— Begin Data supplied —

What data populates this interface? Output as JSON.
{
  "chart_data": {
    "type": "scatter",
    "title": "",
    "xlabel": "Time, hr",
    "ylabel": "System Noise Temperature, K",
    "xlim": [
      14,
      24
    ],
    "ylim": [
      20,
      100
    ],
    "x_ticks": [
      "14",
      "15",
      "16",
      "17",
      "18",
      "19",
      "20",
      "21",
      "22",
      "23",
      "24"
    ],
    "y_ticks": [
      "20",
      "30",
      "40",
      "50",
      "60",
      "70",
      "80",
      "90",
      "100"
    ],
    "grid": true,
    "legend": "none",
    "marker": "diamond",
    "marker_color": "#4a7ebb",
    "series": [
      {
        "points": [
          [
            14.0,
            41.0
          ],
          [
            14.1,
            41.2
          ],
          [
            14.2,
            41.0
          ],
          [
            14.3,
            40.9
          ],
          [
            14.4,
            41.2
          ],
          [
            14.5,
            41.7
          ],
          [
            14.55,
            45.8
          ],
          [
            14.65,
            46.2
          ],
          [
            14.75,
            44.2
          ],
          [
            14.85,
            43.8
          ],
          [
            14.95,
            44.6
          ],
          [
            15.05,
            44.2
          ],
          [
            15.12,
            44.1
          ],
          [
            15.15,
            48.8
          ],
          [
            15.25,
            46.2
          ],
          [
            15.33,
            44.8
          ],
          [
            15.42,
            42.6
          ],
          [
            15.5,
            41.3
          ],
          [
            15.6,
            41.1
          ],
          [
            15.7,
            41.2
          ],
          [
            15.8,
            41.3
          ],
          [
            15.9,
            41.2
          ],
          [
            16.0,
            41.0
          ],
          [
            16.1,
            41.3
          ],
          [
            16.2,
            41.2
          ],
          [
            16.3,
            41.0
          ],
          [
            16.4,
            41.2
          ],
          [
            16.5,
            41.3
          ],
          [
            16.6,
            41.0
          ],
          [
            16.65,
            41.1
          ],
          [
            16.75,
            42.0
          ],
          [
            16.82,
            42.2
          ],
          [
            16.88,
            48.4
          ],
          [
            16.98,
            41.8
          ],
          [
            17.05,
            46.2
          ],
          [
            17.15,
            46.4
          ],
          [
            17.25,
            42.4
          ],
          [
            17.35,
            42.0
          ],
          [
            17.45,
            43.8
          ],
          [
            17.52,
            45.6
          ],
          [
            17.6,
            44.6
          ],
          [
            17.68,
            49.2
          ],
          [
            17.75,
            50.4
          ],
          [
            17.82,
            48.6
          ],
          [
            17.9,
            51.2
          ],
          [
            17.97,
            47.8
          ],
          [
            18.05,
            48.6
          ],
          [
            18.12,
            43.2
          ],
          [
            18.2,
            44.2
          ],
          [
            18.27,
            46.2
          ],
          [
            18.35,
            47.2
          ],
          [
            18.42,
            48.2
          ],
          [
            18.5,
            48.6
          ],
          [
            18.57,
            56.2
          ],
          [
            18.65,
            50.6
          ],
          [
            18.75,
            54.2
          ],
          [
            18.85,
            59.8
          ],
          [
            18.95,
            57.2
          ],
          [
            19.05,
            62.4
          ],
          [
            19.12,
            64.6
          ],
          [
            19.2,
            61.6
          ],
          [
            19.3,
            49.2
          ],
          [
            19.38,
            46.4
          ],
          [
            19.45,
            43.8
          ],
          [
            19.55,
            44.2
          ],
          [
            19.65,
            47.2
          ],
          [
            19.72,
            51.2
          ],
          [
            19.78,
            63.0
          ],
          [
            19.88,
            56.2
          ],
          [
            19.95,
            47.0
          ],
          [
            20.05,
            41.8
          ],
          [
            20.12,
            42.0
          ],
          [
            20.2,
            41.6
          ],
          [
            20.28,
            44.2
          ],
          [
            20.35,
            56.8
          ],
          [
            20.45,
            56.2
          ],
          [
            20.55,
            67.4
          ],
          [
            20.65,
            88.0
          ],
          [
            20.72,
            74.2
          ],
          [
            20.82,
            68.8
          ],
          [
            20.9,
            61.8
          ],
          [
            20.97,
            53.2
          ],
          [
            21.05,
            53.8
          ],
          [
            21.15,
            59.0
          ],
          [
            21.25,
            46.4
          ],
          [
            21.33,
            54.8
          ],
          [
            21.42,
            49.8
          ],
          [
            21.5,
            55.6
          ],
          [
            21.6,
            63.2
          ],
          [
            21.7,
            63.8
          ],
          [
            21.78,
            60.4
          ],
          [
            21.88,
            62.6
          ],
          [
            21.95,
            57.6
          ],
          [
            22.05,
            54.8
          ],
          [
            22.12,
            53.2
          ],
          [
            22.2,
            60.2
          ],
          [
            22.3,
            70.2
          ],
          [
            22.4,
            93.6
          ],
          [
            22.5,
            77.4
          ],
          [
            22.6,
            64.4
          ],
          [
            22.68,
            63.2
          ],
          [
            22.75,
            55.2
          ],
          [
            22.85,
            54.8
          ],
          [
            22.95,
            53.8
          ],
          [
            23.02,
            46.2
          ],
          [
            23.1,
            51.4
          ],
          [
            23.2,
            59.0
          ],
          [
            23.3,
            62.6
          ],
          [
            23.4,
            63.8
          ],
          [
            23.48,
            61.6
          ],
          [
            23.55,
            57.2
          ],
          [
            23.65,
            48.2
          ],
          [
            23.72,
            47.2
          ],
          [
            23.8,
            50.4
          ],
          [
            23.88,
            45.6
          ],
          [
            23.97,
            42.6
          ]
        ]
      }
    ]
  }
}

— End Data supplied —

Write out the complete set of records exactly as given.

Finished exercise:
What data populates this interface? Output as JSON.
{
  "chart_data": {
    "type": "scatter",
    "title": "",
    "xlabel": "Time, hr",
    "ylabel": "System Noise Temperature, K",
    "xlim": [
      14,
      24
    ],
    "ylim": [
      20,
      100
    ],
    "x_ticks": [
      "14",
      "15",
      "16",
      "17",
      "18",
      "19",
      "20",
      "21",
      "22",
      "23",
      "24"
    ],
    "y_ticks": [
      "20",
      "30",
      "40",
      "50",
      "60",
      "70",
      "80",
      "90",
      "100"
    ],
    "grid": true,
    "legend": "none",
    "marker": "diamond",
    "marker_color": "#4a7ebb",
    "series": [
      {
        "points": [
          [
            14.0,
            41.0
          ],
          [
            14.1,
            41.2
          ],
          [
            14.2,
            41.0
          ],
          [
            14.3,
            40.9
          ],
          [
            14.4,
            41.2
          ],
          [
            14.5,
            41.7
          ],
          [
            14.55,
            45.8
          ],
          [
            14.65,
            46.2
          ],
          [
            14.75,
            44.2
          ],
          [
            14.85,
            43.8
          ],
          [
            14.95,
            44.6
          ],
          [
            15.05,
            44.2
          ],
          [
            15.12,
            44.1
          ],
          [
            15.15,
            48.8
          ],
          [
            15.25,
            46.2
          ],
          [
            15.33,
            44.8
          ],
          [
            15.42,
            42.6
          ],
          [
            15.5,
            41.3
          ],
          [
            15.6,
            41.1
          ],
          [
            15.7,
            41.2
          ],
          [
            15.8,
            41.3
          ],
          [
            15.9,
            41.2
          ],
          [
            16.0,
            41.0
          ],
          [
            16.1,
            41.3
          ],
          [
            16.2,
            41.2
          ],
          [
            16.3,
            41.0
          ],
          [
            16.4,
            41.2
          ],
          [
            16.5,
            41.3
          ],
          [
            16.6,
            41.0
          ],
          [
            16.65,
            41.1
          ],
          [
            16.75,
            42.0
          ],
          [
            16.82,
            42.2
          ],
          [
            16.88,
            48.4
          ],
          [
            16.98,
            41.8
          ],
          [
            17.05,
            46.2
          ],
          [
            17.15,
            46.4
          ],
          [
            17.25,
            42.4
          ],
          [
            17.35,
            42.0
          ],
          [
            17.45,
            43.8
          ],
          [
            17.52,
            45.6
          ],
          [
            17.6,
            44.6
          ],
          [
            17.68,
            49.2
          ],
          [
            17.75,
            50.4
          ],
          [
            17.82,
            48.6
          ],
          [
            17.9,
            51.2
          ],
          [
            17.97,
            47.8
          ],
          [
            18.05,
            48.6
          ],
          [
            18.12,
            43.2
          ],
          [
            18.2,
            44.2
          ],
          [
            18.27,
            46.2
          ],
          [
            18.35,
            47.2
          ],
          [
            18.42,
            48.2
          ],
          [
            18.5,
            48.6
          ],
          [
            18.57,
            56.2
          ],
          [
            18.65,
            50.6
          ],
          [
            18.75,
            54.2
          ],
          [
            18.85,
            59.8
          ],
          [
            18.95,
            57.2
          ],
          [
            19.05,
            62.4
          ],
          [
            19.12,
            64.6
          ],
          [
            19.2,
            61.6
          ],
          [
            19.3,
            49.2
          ],
          [
            19.38,
            46.4
          ],
          [
            19.45,
            43.8
          ],
          [
            19.55,
            44.2
          ],
          [
            19.65,
            47.2
          ],
          [
            19.72,
            51.2
          ],
          [
            19.78,
            63.0
          ],
          [
            19.88,
            56.2
          ],
          [
            19.95,
            47.0
          ],
          [
            20.05,
            41.8
          ],
          [
            20.12,
            42.0
          ],
          [
            20.2,
            41.6
          ],
          [
            20.28,
            44.2
          ],
          [
            20.35,
            56.8
          ],
          [
            20.45,
            56.2
          ],
          [
            20.55,
            67.4
          ],
          [
            20.65,
            88.0
          ],
          [
            20.72,
            74.2
          ],
          [
            20.82,
            68.8
          ],
          [
            20.9,
            61.8
          ],
          [
            20.97,
            53.2
          ],
          [
            21.05,
            53.8
          ],
          [
            21.15,
            59.0
          ],
          [
            21.25,
            46.4
          ],
          [
            21.33,
            54.8
          ],
          [
            21.42,
            49.8
          ],
          [
            21.5,
            55.6
          ],
          [
            21.6,
            63.2
          ],
          [
            21.7,
            63.8
          ],
          [
            21.78,
            60.4
          ],
          [
            21.88,
            62.6
          ],
          [
            21.95,
            57.6
          ],
          [
            22.05,
            54.8
          ],
          [
            22.12,
            53.2
          ],
          [
            22.2,
            60.2
          ],
          [
            22.3,
            70.2
          ],
          [
            22.4,
            93.6
          ],
          [
            22.5,
            77.4
          ],
          [
            22.6,
            64.4
          ],
          [
            22.68,
            63.2
          ],
          [
            22.75,
            55.2
          ],
          [
            22.85,
            54.8
          ],
          [
            22.95,
            53.8
          ],
          [
            23.02,
            46.2
          ],
          [
            23.1,
            51.4
          ],
          [
            23.2,
            59.0
          ],
          [
            23.3,
            62.6
          ],
          [
            23.4,
            63.8
          ],
          [
            23.48,
            61.6
          ],
          [
            23.55,
            57.2
          ],
          [
            23.65,
            48.2
          ],
          [
            23.72,
            47.2
          ],
          [
            23.8,
            50.4
          ],
          [
            23.88,
            45.6
          ],
          [
            23.97,
            42.6
          ]
        ]
      }
    ]
  }
}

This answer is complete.